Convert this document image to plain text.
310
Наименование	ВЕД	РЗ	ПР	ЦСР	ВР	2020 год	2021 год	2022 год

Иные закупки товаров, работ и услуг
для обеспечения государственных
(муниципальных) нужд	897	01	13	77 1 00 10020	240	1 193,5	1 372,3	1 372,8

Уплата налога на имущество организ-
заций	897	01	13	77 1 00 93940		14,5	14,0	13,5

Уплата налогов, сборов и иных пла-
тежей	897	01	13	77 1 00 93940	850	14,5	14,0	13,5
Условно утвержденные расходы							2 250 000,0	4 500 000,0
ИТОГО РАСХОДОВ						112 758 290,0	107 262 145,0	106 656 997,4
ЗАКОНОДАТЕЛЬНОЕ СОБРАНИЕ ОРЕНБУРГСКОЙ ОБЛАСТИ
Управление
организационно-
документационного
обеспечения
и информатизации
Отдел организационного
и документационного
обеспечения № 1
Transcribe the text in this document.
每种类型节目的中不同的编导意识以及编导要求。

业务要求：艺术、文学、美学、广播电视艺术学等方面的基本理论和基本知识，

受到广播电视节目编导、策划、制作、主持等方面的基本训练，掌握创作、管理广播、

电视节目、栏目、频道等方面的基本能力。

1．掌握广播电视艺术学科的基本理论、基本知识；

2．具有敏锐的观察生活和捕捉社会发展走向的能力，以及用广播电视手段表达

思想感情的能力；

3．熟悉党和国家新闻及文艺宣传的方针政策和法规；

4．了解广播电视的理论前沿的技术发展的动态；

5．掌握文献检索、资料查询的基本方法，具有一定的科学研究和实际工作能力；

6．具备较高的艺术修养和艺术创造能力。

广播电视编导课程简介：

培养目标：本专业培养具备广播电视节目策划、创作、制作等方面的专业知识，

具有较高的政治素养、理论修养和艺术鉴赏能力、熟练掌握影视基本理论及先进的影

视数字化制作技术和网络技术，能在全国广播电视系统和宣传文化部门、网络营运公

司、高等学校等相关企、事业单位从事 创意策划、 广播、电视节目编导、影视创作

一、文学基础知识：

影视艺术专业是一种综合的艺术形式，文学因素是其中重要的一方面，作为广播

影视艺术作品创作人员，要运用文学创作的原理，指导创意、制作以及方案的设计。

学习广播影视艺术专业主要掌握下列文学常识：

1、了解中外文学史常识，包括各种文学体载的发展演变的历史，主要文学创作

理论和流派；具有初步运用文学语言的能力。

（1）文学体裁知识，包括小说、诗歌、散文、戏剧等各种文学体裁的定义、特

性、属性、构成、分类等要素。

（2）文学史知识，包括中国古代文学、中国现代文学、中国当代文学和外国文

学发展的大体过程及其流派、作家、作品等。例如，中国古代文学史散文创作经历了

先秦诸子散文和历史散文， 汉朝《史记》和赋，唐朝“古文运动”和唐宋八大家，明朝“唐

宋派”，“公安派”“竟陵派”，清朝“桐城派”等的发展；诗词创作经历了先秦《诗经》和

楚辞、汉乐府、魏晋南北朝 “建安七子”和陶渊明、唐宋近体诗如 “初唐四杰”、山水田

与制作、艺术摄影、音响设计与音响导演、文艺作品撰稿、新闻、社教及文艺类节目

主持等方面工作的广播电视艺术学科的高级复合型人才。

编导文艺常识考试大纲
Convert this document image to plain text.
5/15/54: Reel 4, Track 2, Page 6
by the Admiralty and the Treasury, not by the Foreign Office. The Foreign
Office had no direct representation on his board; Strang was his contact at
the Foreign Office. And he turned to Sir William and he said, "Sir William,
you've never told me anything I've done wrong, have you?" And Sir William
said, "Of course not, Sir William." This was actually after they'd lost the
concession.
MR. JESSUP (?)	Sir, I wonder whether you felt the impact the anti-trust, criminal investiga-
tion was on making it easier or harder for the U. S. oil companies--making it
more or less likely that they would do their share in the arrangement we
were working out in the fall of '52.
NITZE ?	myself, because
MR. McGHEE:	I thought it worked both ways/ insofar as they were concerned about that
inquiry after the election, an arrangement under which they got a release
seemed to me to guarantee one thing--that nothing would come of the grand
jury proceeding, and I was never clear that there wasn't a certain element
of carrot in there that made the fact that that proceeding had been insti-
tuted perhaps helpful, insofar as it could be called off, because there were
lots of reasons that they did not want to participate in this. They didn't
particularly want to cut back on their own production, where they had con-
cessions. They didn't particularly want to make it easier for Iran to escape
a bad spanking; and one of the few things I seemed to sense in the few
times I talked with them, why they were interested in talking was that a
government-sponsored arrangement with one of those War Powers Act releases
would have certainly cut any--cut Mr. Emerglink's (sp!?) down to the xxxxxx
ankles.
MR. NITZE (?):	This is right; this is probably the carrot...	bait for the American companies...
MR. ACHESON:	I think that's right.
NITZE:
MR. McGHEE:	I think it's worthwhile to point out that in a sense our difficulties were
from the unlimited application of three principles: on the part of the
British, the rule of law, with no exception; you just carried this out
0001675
□ □ □ □
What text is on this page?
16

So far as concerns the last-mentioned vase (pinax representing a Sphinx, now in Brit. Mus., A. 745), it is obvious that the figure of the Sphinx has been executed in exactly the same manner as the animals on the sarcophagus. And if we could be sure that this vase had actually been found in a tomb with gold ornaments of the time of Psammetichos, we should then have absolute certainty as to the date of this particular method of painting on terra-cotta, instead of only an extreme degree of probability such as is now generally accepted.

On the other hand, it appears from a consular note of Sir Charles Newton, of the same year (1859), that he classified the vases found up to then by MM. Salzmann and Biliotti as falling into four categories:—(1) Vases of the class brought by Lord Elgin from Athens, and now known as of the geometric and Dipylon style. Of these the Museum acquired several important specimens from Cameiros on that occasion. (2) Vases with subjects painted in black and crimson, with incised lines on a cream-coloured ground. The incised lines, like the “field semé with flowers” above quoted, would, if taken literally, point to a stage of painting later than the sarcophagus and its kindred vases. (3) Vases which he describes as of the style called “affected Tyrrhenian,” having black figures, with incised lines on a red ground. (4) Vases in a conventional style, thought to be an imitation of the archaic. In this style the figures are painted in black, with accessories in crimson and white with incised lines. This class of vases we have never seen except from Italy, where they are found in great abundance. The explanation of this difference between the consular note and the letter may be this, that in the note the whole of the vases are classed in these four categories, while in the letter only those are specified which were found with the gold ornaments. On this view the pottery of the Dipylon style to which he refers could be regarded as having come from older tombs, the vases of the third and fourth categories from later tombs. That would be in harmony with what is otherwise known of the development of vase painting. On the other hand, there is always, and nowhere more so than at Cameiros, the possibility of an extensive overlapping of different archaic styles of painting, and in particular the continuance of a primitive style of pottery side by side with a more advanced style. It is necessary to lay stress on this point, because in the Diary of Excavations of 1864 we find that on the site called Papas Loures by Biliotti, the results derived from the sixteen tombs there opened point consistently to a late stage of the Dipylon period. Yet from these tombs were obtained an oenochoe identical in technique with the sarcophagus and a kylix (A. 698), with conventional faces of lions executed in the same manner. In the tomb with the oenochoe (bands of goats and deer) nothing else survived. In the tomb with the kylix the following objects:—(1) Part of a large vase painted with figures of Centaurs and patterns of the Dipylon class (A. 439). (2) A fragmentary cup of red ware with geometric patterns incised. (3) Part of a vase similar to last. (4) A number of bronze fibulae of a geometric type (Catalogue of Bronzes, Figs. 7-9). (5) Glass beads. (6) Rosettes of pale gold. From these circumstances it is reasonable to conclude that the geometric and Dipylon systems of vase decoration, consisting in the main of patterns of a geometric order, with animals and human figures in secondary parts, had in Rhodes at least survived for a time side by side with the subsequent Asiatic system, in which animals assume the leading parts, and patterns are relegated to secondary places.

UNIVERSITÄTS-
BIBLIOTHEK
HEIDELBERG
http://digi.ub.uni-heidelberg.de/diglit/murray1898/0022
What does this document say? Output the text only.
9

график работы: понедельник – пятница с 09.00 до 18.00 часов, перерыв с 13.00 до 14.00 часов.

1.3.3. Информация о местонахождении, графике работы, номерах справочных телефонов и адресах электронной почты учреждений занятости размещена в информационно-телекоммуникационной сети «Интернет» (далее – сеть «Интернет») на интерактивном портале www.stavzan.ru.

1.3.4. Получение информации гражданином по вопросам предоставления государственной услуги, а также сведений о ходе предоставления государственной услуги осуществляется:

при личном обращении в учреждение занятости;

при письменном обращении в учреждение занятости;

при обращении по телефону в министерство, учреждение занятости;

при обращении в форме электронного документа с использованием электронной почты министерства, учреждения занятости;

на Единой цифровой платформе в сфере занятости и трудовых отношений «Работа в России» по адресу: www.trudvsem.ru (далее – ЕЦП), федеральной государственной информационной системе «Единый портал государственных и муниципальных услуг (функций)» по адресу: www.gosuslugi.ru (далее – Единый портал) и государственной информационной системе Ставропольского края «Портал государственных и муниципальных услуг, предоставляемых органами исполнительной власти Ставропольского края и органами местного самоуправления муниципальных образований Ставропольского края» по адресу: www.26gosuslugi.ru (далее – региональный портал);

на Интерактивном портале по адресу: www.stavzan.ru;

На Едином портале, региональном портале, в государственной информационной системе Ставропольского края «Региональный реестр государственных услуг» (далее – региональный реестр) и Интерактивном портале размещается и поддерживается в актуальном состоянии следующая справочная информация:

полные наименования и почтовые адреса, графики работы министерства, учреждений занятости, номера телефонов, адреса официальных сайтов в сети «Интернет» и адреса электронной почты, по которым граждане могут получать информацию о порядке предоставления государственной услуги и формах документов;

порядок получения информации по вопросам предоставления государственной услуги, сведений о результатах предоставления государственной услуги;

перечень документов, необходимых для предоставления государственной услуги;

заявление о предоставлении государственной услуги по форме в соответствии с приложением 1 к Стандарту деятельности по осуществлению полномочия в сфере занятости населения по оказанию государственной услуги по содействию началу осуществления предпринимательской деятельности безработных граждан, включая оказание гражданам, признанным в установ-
□ □ □ □
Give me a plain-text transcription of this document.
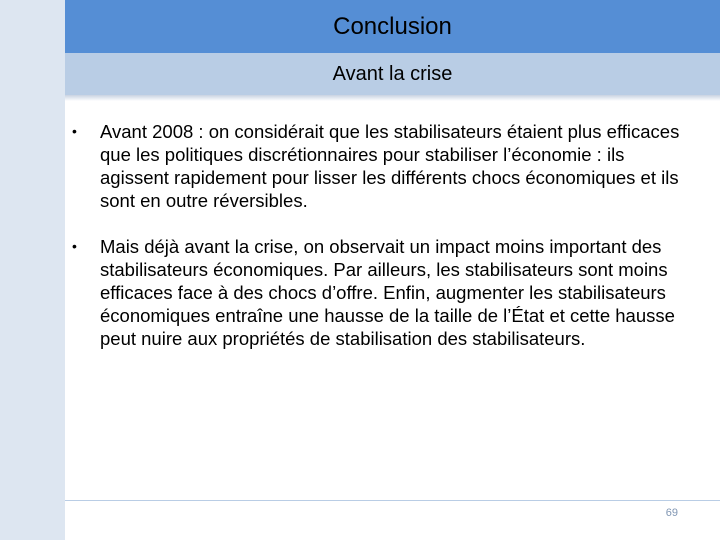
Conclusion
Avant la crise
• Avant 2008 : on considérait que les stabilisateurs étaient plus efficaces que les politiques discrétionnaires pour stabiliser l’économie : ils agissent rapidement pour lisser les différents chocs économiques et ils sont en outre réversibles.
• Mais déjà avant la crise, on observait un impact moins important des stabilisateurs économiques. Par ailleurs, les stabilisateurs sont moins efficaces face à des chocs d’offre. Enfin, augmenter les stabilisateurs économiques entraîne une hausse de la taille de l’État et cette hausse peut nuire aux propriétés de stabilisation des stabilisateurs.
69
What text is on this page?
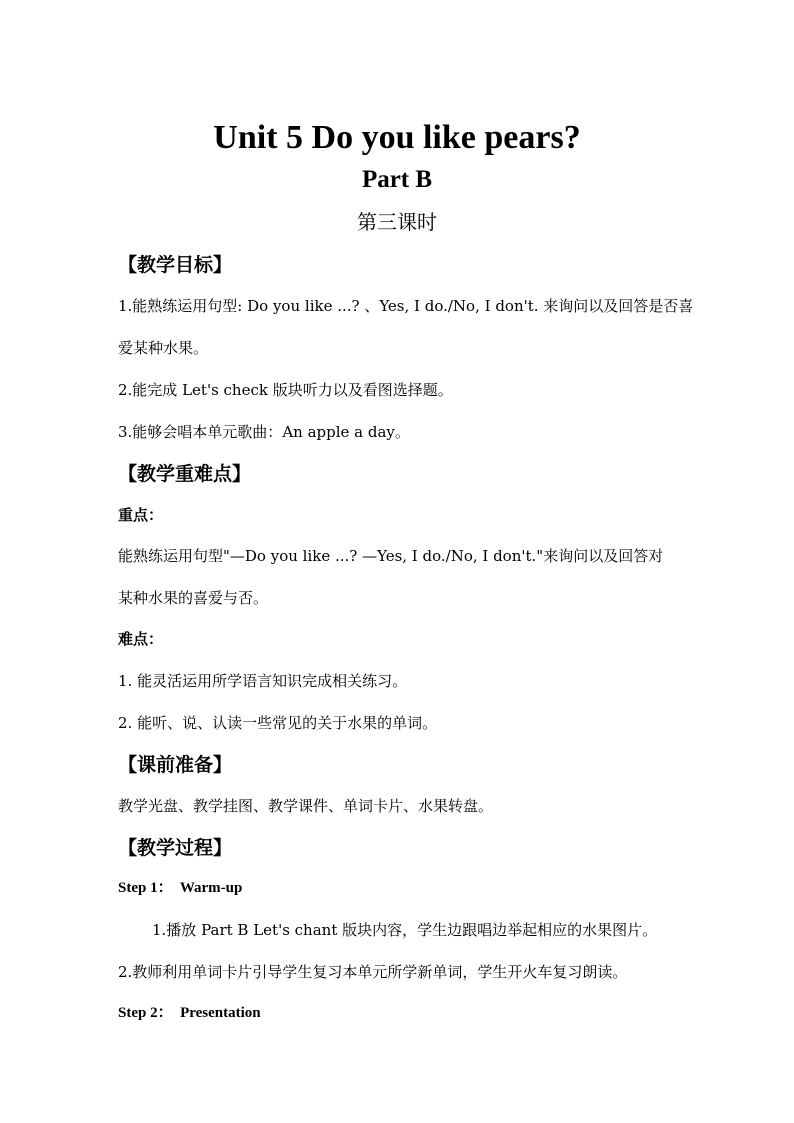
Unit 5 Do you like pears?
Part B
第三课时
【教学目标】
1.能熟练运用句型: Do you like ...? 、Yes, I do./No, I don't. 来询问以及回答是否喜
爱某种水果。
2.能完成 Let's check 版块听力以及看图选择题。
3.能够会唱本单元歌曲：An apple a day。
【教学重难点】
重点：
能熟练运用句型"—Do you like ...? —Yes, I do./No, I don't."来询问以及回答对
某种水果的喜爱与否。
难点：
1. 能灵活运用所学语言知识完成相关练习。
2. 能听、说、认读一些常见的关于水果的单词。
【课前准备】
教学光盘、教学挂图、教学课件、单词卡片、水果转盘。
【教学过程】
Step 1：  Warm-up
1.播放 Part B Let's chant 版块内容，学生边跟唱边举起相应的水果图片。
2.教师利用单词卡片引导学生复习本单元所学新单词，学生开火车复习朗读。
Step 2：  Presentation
□ □ □ □
* What to work on *
What is the number of lines in the records that contain the string "Foreign"? Give only that number.

* Output of the task *
2